▶ The task
Output every entry exactly, from the first line to the last.

▶ Rows
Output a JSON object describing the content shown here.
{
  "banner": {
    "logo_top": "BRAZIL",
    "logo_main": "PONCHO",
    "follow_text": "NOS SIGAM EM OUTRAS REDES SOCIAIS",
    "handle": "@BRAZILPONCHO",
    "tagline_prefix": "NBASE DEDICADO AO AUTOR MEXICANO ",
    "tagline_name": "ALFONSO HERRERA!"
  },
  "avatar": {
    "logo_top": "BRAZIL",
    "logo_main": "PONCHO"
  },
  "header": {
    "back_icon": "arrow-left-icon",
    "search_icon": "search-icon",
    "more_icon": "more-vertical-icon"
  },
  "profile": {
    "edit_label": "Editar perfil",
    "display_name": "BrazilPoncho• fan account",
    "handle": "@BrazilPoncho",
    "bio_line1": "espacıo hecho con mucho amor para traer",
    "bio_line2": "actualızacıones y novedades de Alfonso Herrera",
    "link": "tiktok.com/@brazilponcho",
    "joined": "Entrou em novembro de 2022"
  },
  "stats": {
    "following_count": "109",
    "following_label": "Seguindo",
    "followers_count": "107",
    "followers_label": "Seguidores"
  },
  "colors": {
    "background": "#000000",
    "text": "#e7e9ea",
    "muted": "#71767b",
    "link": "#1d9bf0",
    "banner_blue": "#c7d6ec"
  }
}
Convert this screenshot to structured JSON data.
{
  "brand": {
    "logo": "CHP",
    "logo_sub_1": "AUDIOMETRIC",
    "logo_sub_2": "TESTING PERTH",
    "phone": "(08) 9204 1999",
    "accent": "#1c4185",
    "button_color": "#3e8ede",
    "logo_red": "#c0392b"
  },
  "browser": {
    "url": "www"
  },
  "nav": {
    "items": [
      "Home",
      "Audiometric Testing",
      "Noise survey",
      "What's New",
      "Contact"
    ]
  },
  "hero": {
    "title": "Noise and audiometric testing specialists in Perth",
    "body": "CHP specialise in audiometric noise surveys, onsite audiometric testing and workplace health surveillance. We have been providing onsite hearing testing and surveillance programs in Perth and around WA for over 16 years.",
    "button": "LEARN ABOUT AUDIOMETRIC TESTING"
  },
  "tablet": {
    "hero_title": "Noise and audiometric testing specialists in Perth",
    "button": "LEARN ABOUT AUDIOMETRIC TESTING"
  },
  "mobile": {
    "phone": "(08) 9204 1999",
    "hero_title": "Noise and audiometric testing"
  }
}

▶ Result of this task
Output a JSON object describing the content shown here.
{
  "banner": {
    "logo_top": "BRAZIL",
    "logo_main": "PONCHO",
    "follow_text": "NOS SIGAM EM OUTRAS REDES SOCIAIS",
    "handle": "@BRAZILPONCHO",
    "tagline_prefix": "NBASE DEDICADO AO AUTOR MEXICANO ",
    "tagline_name": "ALFONSO HERRERA!"
  },
  "avatar": {
    "logo_top": "BRAZIL",
    "logo_main": "PONCHO"
  },
  "header": {
    "back_icon": "arrow-left-icon",
    "search_icon": "search-icon",
    "more_icon": "more-vertical-icon"
  },
  "profile": {
    "edit_label": "Editar perfil",
    "display_name": "BrazilPoncho• fan account",
    "handle": "@BrazilPoncho",
    "bio_line1": "espacıo hecho con mucho amor para traer",
    "bio_line2": "actualızacıones y novedades de Alfonso Herrera",
    "link": "tiktok.com/@brazilponcho",
    "joined": "Entrou em novembro de 2022"
  },
  "stats": {
    "following_count": "109",
    "following_label": "Seguindo",
    "followers_count": "107",
    "followers_label": "Seguidores"
  },
  "colors": {
    "background": "#000000",
    "text": "#e7e9ea",
    "muted": "#71767b",
    "link": "#1d9bf0",
    "banner_blue": "#c7d6ec"
  }
}
Convert this screenshot to structured JSON data.
{
  "brand": {
    "logo": "CHP",
    "logo_sub_1": "AUDIOMETRIC",
    "logo_sub_2": "TESTING PERTH",
    "phone": "(08) 9204 1999",
    "accent": "#1c4185",
    "button_color": "#3e8ede",
    "logo_red": "#c0392b"
  },
  "browser": {
    "url": "www"
  },
  "nav": {
    "items": [
      "Home",
      "Audiometric Testing",
      "Noise survey",
      "What's New",
      "Contact"
    ]
  },
  "hero": {
    "title": "Noise and audiometric testing specialists in Perth",
    "body": "CHP specialise in audiometric noise surveys, onsite audiometric testing and workplace health surveillance. We have been providing onsite hearing testing and surveillance programs in Perth and around WA for over 16 years.",
    "button": "LEARN ABOUT AUDIOMETRIC TESTING"
  },
  "tablet": {
    "hero_title": "Noise and audiometric testing specialists in Perth",
    "button": "LEARN ABOUT AUDIOMETRIC TESTING"
  },
  "mobile": {
    "phone": "(08) 9204 1999",
    "hero_title": "Noise and audiometric testing"
  }
}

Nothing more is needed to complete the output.